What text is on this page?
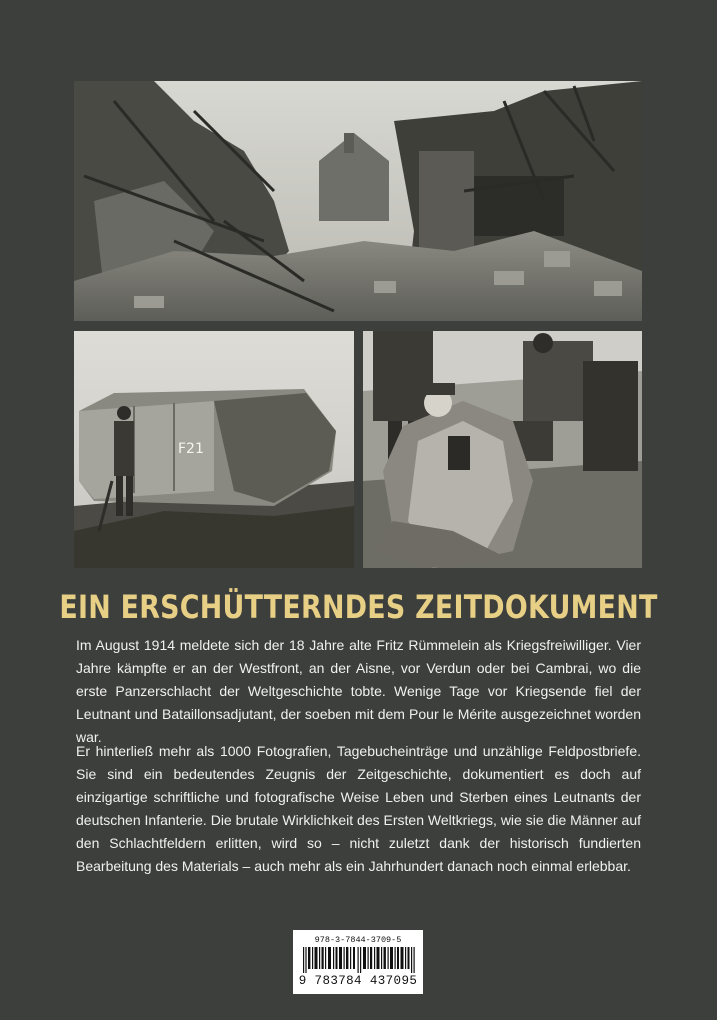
F21
EIN ERSCHÜTTERNDES ZEITDOKUMENT

Im August 1914 meldete sich der 18 Jahre alte Fritz Rümmelein als Kriegsfreiwilliger. Vier Jahre kämpfte er an der Westfront, an der Aisne, vor Verdun oder bei Cambrai, wo die erste Panzerschlacht der Weltgeschichte tobte. Wenige Tage vor Kriegsende fiel der Leutnant und Bataillonsadjutant, der soeben mit dem Pour le Mérite ausgezeichnet worden war.

Er hinterließ mehr als 1000 Fotografien, Tagebucheinträge und unzählige Feldpostbriefe. Sie sind ein bedeutendes Zeugnis der Zeitgeschichte, dokumentiert es doch auf einzigartige schriftliche und fotografische Weise Leben und Sterben eines Leutnants der deutschen Infanterie. Die brutale Wirklichkeit des Ersten Weltkriegs, wie sie die Männer auf den Schlachtfeldern erlitten, wird so – nicht zuletzt dank der historisch fundierten Bearbeitung des Materials – auch mehr als ein Jahrhundert danach noch einmal erlebbar.

978-3-7844-3709-5
9 783784 437095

···

> **Exercise goal**
Give the entries again word for word, but skip the pictures.

> **Answer to the exercise**
What text is on this page?
F21
EIN ERSCHÜTTERNDES ZEITDOKUMENT

Im August 1914 meldete sich der 18 Jahre alte Fritz Rümmelein als Kriegsfreiwilliger. Vier Jahre kämpfte er an der Westfront, an der Aisne, vor Verdun oder bei Cambrai, wo die erste Panzerschlacht der Weltgeschichte tobte. Wenige Tage vor Kriegsende fiel der Leutnant und Bataillonsadjutant, der soeben mit dem Pour le Mérite ausgezeichnet worden war.

Er hinterließ mehr als 1000 Fotografien, Tagebucheinträge und unzählige Feldpostbriefe. Sie sind ein bedeutendes Zeugnis der Zeitgeschichte, dokumentiert es doch auf einzigartige schriftliche und fotografische Weise Leben und Sterben eines Leutnants der deutschen Infanterie. Die brutale Wirklichkeit des Ersten Weltkriegs, wie sie die Männer auf den Schlachtfeldern erlitten, wird so – nicht zuletzt dank der historisch fundierten Bearbeitung des Materials – auch mehr als ein Jahrhundert danach noch einmal erlebbar.

978-3-7844-3709-5
9 783784 437095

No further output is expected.